## What you will do
Pick out the lines below with "valeur" and list them.

---

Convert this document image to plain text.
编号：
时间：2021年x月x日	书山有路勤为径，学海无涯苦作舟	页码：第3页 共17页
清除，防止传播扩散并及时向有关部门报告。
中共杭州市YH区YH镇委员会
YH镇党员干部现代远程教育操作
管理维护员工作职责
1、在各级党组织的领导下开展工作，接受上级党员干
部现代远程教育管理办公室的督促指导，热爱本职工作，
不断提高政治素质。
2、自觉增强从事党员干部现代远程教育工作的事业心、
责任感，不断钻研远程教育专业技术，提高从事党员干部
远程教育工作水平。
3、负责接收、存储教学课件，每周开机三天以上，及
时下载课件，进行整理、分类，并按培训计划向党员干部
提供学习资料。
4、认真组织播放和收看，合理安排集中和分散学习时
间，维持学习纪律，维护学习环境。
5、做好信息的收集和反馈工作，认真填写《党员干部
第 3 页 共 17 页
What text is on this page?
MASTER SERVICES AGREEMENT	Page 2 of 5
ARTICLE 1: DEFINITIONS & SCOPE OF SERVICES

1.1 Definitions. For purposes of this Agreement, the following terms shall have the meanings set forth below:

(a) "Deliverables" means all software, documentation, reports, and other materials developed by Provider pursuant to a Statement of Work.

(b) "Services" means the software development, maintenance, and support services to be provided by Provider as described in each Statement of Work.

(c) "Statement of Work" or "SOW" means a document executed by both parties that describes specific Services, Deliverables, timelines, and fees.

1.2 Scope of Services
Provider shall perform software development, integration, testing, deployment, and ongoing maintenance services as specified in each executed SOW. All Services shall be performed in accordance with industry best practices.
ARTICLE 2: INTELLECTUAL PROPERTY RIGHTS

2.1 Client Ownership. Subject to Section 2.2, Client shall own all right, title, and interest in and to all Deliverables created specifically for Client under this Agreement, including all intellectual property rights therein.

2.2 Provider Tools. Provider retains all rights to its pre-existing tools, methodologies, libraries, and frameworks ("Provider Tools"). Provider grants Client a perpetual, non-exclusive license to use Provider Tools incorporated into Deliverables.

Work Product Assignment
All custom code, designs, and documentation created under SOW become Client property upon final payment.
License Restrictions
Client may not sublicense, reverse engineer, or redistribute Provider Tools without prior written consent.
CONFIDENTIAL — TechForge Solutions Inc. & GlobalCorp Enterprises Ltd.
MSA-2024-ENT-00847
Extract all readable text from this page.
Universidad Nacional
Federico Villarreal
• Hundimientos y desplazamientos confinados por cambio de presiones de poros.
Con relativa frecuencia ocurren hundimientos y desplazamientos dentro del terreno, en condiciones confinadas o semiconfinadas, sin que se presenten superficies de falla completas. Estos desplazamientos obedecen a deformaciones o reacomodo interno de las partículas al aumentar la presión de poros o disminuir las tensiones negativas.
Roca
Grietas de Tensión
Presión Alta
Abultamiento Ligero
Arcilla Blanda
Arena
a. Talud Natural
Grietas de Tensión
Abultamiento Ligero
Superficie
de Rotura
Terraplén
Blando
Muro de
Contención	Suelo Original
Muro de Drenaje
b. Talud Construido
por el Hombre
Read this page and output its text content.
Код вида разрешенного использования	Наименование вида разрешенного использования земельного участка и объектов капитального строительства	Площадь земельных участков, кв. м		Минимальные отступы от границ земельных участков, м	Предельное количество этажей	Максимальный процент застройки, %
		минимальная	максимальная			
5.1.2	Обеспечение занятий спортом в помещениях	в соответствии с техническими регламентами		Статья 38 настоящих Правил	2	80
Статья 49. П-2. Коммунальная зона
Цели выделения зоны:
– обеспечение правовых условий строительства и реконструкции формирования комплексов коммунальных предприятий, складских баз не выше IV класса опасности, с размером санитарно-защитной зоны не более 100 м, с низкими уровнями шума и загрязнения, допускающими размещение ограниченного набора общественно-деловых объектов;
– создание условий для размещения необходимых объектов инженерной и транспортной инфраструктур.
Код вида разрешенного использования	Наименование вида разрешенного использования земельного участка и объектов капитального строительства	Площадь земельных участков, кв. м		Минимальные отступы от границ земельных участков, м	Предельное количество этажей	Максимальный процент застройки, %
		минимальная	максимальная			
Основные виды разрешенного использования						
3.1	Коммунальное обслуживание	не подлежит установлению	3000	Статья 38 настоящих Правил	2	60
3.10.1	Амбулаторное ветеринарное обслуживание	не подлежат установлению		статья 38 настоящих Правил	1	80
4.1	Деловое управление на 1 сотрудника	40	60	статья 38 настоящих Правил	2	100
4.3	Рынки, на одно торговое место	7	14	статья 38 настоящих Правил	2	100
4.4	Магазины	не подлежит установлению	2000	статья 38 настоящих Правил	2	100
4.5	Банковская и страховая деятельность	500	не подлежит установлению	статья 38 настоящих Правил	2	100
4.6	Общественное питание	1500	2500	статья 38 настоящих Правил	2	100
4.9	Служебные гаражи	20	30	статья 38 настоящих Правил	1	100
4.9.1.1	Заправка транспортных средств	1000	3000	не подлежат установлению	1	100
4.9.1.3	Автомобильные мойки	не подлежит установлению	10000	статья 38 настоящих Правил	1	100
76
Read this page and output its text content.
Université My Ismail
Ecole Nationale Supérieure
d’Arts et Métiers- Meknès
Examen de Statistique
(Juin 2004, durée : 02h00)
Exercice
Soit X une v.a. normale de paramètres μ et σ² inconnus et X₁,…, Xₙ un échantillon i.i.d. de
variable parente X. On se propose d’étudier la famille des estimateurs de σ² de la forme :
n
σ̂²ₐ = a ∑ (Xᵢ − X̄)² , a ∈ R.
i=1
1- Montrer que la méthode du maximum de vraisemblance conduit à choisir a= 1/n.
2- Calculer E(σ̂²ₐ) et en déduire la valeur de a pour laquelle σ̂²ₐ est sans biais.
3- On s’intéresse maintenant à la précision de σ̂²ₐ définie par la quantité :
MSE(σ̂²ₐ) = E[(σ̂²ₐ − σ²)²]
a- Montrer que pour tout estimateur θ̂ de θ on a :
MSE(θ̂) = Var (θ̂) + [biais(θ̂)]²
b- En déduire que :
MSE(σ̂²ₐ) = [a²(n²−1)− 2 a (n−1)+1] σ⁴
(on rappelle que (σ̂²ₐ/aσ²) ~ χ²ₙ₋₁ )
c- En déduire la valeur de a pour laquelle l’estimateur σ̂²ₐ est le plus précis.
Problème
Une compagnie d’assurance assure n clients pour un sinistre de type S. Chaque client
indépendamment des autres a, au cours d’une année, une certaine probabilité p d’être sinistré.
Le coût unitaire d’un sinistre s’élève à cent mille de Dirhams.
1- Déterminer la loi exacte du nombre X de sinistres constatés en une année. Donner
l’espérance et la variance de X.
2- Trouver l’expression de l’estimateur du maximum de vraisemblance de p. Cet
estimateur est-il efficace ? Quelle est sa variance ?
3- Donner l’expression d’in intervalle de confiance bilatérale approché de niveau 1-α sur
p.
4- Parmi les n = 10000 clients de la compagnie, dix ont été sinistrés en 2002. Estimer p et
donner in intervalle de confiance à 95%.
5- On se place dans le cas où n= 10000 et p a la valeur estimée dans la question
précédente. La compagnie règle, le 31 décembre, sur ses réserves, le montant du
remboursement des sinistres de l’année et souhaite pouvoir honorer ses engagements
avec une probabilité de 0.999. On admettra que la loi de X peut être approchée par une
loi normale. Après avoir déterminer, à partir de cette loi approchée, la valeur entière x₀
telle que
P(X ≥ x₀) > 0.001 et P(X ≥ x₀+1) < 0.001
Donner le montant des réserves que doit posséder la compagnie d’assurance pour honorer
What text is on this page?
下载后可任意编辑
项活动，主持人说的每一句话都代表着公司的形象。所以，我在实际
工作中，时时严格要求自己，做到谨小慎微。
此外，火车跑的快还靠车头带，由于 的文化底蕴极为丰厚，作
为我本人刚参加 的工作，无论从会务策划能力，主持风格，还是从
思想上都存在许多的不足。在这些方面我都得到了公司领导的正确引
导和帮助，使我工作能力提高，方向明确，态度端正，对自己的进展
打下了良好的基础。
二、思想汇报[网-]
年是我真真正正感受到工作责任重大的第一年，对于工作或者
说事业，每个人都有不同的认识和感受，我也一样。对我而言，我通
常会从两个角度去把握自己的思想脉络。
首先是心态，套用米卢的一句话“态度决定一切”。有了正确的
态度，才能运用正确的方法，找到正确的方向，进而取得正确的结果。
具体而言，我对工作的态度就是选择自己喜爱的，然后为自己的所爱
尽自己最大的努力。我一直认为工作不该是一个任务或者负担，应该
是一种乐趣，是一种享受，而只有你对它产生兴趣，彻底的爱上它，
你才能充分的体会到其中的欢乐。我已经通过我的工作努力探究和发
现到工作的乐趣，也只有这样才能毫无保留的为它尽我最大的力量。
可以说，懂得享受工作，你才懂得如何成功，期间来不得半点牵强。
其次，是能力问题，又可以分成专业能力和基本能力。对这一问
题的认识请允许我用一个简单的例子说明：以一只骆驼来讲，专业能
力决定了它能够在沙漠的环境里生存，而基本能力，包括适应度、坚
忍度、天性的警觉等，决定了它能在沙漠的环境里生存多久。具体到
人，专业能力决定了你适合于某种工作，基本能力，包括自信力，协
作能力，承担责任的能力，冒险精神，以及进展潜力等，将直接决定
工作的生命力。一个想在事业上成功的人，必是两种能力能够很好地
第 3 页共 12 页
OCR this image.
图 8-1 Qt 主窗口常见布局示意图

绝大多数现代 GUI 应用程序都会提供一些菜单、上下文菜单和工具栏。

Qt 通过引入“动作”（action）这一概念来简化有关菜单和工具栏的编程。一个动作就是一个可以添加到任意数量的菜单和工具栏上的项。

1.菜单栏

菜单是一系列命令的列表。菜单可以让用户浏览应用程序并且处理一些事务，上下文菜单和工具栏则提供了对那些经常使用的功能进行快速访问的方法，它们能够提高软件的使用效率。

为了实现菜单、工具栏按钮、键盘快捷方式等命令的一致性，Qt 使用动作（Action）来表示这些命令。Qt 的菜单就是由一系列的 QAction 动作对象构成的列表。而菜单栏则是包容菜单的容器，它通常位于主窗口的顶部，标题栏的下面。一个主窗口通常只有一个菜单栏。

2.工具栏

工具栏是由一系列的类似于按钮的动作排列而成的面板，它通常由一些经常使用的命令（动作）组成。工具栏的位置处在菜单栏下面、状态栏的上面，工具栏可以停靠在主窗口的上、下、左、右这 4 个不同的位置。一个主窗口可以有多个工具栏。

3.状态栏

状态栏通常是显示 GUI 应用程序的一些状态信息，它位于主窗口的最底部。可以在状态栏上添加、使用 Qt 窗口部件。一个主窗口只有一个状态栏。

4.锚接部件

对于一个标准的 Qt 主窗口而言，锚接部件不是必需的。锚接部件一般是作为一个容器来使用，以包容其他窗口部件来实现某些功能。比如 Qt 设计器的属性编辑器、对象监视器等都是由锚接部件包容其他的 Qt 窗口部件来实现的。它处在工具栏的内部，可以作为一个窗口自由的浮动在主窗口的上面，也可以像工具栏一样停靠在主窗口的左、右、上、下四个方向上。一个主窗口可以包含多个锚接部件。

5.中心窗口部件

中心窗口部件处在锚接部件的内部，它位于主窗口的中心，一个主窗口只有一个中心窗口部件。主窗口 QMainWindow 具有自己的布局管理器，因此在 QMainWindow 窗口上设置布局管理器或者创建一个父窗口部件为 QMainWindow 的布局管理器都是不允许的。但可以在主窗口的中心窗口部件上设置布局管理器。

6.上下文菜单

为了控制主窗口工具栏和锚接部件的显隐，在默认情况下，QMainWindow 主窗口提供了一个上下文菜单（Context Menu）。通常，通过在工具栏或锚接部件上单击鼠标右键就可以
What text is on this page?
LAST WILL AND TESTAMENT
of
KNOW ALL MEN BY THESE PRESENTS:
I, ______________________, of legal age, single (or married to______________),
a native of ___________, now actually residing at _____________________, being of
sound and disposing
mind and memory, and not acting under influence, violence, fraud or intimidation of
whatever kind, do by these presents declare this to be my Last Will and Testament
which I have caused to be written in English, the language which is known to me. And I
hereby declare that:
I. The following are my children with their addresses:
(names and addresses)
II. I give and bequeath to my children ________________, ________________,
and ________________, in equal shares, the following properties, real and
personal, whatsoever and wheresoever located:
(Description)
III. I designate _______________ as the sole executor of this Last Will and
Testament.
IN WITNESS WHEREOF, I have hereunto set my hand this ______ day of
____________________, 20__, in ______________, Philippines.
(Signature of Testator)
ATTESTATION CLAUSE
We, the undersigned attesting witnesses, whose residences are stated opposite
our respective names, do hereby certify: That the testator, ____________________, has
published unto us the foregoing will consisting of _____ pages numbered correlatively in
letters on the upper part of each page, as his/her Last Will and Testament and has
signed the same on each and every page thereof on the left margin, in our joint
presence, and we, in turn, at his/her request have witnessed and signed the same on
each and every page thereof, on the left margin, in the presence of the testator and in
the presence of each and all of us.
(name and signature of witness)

---

## Problem solution
2- Calculer E(σ̂²ₐ) et en déduire la valeur de a pour laquelle σ̂²ₐ est sans biais.
c- En déduire la valeur de a pour laquelle l’estimateur σ̂²ₐ est le plus précis.
5- On se place dans le cas où n= 10000 et p a la valeur estimée dans la question
loi normale. Après avoir déterminer, à partir de cette loi approchée, la valeur entière x₀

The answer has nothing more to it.